Goal – Could you write out the records below exactly as they appear, leaving out any pictures?

Data extract –
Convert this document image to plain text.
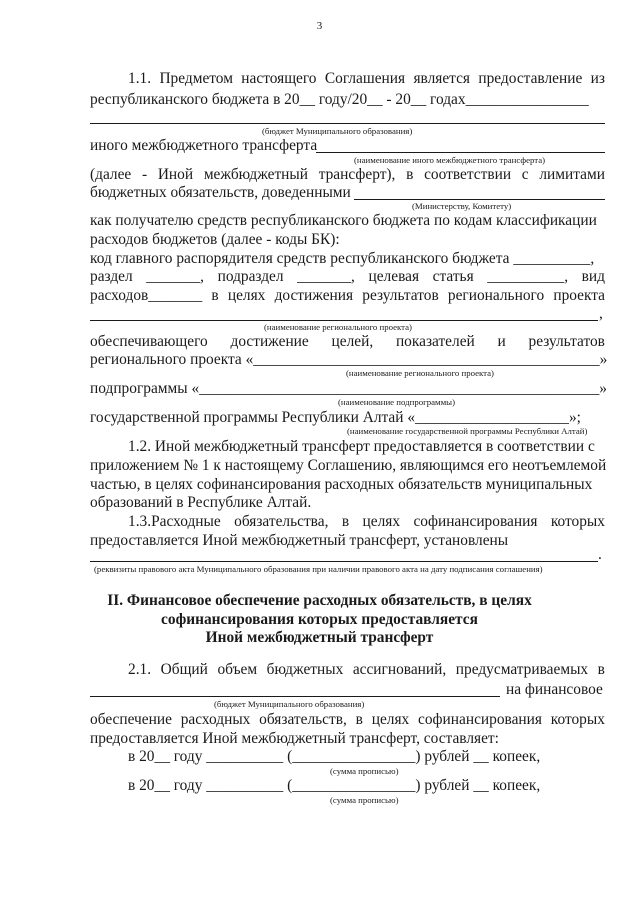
3
1.1. Предметом настоящего Соглашения является предоставление из
республиканского бюджета в 20__ году/20__ - 20__ годах________________
(бюджет Муниципального образования)
иного межбюджетного трансферта
(наименование иного межбюджетного трансферта)
(далее - Иной межбюджетный трансферт), в соответствии с лимитами
бюджетных обязательств, доведенными
(Министерству, Комитету)
как получателю средств республиканского бюджета по кодам классификации
расходов бюджетов (далее - коды БК):
код главного распорядителя средств республиканского бюджета __________,
раздел _______, подраздел _______, целевая статья __________, вид
расходов_______ в целях достижения результатов регионального проекта
,
(наименование регионального проекта)
обеспечивающего достижение целей, показателей и результатов
регионального проекта «_____________________________________________»
(наименование регионального проекта)
подпрограммы «____________________________________________________»
(наименование подпрограммы)
государственной программы Республики Алтай «____________________»;
(наименование государственной программы Республики Алтай)
1.2. Иной межбюджетный трансферт предоставляется в соответствии с
приложением № 1 к настоящему Соглашению, являющимся его неотъемлемой
частью, в целях софинансирования расходных обязательств муниципальных
образований в Республике Алтай.
1.3.Расходные обязательства, в целях софинансирования которых
предоставляется Иной межбюджетный трансферт, установлены
.
(реквизиты правового акта Муниципального образования при наличии правового акта на дату подписания соглашения)
II. Финансовое обеспечение расходных обязательств, в целях
софинансирования которых предоставляется
Иной межбюджетный трансферт
2.1. Общий объем бюджетных ассигнований, предусматриваемых в
на финансовое
(бюджет Муниципального образования)
обеспечение расходных обязательств, в целях софинансирования которых
предоставляется Иной межбюджетный трансферт, составляет:
в 20__ году __________ (________________) рублей __ копеек,
(сумма прописью)
в 20__ году __________ (________________) рублей __ копеек,
(сумма прописью)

Full response –
Convert this document image to plain text.
3
1.1. Предметом настоящего Соглашения является предоставление из
республиканского бюджета в 20__ году/20__ - 20__ годах________________
(бюджет Муниципального образования)
иного межбюджетного трансферта
(наименование иного межбюджетного трансферта)
(далее - Иной межбюджетный трансферт), в соответствии с лимитами
бюджетных обязательств, доведенными
(Министерству, Комитету)
как получателю средств республиканского бюджета по кодам классификации
расходов бюджетов (далее - коды БК):
код главного распорядителя средств республиканского бюджета __________,
раздел _______, подраздел _______, целевая статья __________, вид
расходов_______ в целях достижения результатов регионального проекта
,
(наименование регионального проекта)
обеспечивающего достижение целей, показателей и результатов
регионального проекта «_____________________________________________»
(наименование регионального проекта)
подпрограммы «____________________________________________________»
(наименование подпрограммы)
государственной программы Республики Алтай «____________________»;
(наименование государственной программы Республики Алтай)
1.2. Иной межбюджетный трансферт предоставляется в соответствии с
приложением № 1 к настоящему Соглашению, являющимся его неотъемлемой
частью, в целях софинансирования расходных обязательств муниципальных
образований в Республике Алтай.
1.3.Расходные обязательства, в целях софинансирования которых
предоставляется Иной межбюджетный трансферт, установлены
.
(реквизиты правового акта Муниципального образования при наличии правового акта на дату подписания соглашения)
II. Финансовое обеспечение расходных обязательств, в целях
софинансирования которых предоставляется
Иной межбюджетный трансферт
2.1. Общий объем бюджетных ассигнований, предусматриваемых в
на финансовое
(бюджет Муниципального образования)
обеспечение расходных обязательств, в целях софинансирования которых
предоставляется Иной межбюджетный трансферт, составляет:
в 20__ году __________ (________________) рублей __ копеек,
(сумма прописью)
в 20__ году __________ (________________) рублей __ копеек,
(сумма прописью)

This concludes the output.